== Exercise instructions ==
The data must be written out once more, precisely as given.

== Supplied records ==
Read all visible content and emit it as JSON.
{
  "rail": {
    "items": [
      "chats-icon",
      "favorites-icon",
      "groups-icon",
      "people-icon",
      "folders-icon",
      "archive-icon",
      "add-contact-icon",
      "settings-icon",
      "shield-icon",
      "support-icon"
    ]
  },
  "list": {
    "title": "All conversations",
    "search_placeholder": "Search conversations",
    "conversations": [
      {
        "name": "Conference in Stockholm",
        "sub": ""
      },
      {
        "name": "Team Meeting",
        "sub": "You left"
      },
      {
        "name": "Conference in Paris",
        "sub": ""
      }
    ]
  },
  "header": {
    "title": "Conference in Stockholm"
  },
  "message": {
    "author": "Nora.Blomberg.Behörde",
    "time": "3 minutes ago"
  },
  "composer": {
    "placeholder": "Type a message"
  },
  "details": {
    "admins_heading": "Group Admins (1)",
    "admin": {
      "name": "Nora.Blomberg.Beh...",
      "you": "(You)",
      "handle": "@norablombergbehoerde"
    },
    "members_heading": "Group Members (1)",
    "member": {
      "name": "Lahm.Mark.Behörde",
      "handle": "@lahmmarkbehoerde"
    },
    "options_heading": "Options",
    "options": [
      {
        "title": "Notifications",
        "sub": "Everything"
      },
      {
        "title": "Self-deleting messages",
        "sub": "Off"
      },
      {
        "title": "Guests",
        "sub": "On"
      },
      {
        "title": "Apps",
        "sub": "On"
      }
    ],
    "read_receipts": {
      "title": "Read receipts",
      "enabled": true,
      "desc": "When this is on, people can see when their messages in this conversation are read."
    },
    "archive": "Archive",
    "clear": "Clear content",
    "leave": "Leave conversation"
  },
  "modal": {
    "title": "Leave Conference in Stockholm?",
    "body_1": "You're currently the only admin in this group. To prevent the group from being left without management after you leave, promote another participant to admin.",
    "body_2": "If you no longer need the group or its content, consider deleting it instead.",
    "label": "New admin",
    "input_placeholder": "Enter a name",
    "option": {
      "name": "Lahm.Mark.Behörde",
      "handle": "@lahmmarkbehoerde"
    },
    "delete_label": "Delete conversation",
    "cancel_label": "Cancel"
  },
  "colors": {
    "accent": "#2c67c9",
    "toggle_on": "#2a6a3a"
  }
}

== Solution to this problem ==
Read all visible content and emit it as JSON.
{
  "rail": {
    "items": [
      "chats-icon",
      "favorites-icon",
      "groups-icon",
      "people-icon",
      "folders-icon",
      "archive-icon",
      "add-contact-icon",
      "settings-icon",
      "shield-icon",
      "support-icon"
    ]
  },
  "list": {
    "title": "All conversations",
    "search_placeholder": "Search conversations",
    "conversations": [
      {
        "name": "Conference in Stockholm",
        "sub": ""
      },
      {
        "name": "Team Meeting",
        "sub": "You left"
      },
      {
        "name": "Conference in Paris",
        "sub": ""
      }
    ]
  },
  "header": {
    "title": "Conference in Stockholm"
  },
  "message": {
    "author": "Nora.Blomberg.Behörde",
    "time": "3 minutes ago"
  },
  "composer": {
    "placeholder": "Type a message"
  },
  "details": {
    "admins_heading": "Group Admins (1)",
    "admin": {
      "name": "Nora.Blomberg.Beh...",
      "you": "(You)",
      "handle": "@norablombergbehoerde"
    },
    "members_heading": "Group Members (1)",
    "member": {
      "name": "Lahm.Mark.Behörde",
      "handle": "@lahmmarkbehoerde"
    },
    "options_heading": "Options",
    "options": [
      {
        "title": "Notifications",
        "sub": "Everything"
      },
      {
        "title": "Self-deleting messages",
        "sub": "Off"
      },
      {
        "title": "Guests",
        "sub": "On"
      },
      {
        "title": "Apps",
        "sub": "On"
      }
    ],
    "read_receipts": {
      "title": "Read receipts",
      "enabled": true,
      "desc": "When this is on, people can see when their messages in this conversation are read."
    },
    "archive": "Archive",
    "clear": "Clear content",
    "leave": "Leave conversation"
  },
  "modal": {
    "title": "Leave Conference in Stockholm?",
    "body_1": "You're currently the only admin in this group. To prevent the group from being left without management after you leave, promote another participant to admin.",
    "body_2": "If you no longer need the group or its content, consider deleting it instead.",
    "label": "New admin",
    "input_placeholder": "Enter a name",
    "option": {
      "name": "Lahm.Mark.Behörde",
      "handle": "@lahmmarkbehoerde"
    },
    "delete_label": "Delete conversation",
    "cancel_label": "Cancel"
  },
  "colors": {
    "accent": "#2c67c9",
    "toggle_on": "#2a6a3a"
  }
}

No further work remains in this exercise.